BEGIN Exercise passage

Dihydropyrimidine dehydrogenase and orotate phosphoribosyltransferase in esophageal cancer patients: Correlation with clinicopathological factors and prognosis

Abstract

Thymidylate synthase (TS), dihydropyrimidine dehydrogenase (DPD) and orotate phosphoribosyltransferase (OPRT) are fluoropyrimidine metabolic enzymes which play important roles in the response of cancer patients to chemotherapy. In esophageal cancer, little is known about the relationship between the expression of these enzymes and corresponding clinicopathological features. In the present study, TS, DPD and OPRT expression levels were evaluated in 72 resected esophageal cancer specimens using immunohistochemistry. The relationship between enzyme expression and clinicopathological features was assessed using Fisher's exact test or the χ2 test (categorical variables), or the Mann-Whitney rank-sum test (continuous variables). Survival curves were calculated using the Kaplan-Meier method, and differences evaluated using the log-rank test. The Cox proportional hazards model was also used. High DPD expression was associated with depth of invasion, nodal status, tumor stage, lymphatic invasion and venous invasion (P<0.001, P=0.004, P<0.001, P=0.006, P=0.038, respectively), as well as with decreased patient survival (P=0.007). In patients receiving adjuvant chemotherapy, low DPD expression did not significantly improve recurrence-free survival. OPRT was particularly expressed in esophageal cancer cells as compared to normal squamous cells. High OPRT expression was associated with depth of invasion and venous invasion (P=0.006, P=0.003, respectively). To conclude, in esophageal cancer DPD expression was associated with tumor progression and prognosis, and OPRT expression was correlated with carcinogenesis and tumor progression.

END Exercise passage
BEGIN Extracted data

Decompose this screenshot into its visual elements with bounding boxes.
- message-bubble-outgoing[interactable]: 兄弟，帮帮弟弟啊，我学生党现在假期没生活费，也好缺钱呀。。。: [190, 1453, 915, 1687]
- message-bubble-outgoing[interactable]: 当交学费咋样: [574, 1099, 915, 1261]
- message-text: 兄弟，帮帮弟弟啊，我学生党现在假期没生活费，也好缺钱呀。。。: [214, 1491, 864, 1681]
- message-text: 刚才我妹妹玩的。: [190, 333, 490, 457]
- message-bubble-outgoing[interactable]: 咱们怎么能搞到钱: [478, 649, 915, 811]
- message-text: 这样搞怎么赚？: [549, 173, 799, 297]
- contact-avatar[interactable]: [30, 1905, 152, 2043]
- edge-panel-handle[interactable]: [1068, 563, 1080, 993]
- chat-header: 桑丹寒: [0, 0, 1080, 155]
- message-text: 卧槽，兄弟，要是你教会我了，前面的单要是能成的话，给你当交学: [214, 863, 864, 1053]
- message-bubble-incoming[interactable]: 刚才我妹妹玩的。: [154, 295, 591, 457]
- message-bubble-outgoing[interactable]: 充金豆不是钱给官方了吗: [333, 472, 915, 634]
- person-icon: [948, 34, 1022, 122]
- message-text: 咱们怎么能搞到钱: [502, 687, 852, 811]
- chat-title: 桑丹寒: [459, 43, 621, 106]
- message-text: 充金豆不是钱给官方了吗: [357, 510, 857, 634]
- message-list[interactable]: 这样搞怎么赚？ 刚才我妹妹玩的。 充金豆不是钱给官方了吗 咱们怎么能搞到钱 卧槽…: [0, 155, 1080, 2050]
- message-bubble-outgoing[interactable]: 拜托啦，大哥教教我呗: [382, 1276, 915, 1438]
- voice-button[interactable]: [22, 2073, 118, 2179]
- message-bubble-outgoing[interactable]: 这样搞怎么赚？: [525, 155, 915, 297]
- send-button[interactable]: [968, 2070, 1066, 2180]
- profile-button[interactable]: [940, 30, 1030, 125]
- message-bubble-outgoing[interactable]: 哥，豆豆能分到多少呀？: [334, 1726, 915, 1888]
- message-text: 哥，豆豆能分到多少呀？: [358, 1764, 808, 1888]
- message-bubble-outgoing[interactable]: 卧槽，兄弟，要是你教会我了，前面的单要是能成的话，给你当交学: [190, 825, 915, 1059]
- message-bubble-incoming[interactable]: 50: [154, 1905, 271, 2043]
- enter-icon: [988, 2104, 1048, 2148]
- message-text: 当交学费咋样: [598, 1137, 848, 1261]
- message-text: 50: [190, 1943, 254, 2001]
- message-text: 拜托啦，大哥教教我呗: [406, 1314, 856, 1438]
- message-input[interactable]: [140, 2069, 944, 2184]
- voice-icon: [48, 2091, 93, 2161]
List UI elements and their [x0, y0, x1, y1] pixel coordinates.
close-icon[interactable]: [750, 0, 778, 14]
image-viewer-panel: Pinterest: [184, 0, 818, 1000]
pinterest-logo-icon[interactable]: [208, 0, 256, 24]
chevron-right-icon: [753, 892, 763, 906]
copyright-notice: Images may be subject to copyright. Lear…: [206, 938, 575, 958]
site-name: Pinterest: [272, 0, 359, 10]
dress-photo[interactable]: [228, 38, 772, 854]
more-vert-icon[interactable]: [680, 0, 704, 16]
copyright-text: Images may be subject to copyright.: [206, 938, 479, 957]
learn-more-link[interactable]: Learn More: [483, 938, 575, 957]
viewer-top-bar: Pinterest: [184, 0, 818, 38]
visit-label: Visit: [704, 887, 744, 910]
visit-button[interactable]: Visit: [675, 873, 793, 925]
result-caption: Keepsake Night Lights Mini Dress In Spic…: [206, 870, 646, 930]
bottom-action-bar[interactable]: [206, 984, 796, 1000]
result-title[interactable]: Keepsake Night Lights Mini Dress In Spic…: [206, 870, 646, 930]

END Extracted data

### Task statement
Translate this sentence from the esophageal cancer abstract into Spanish: "OPRT was particularly expressed in esophageal cancer cells as compared to normal squamous cells." Work from the esophageal cancer abstract only, not the data.

### Exercise response
La OPRT se expresó particularmente en las células de cáncer de esófago en comparación con las células escamosas normales.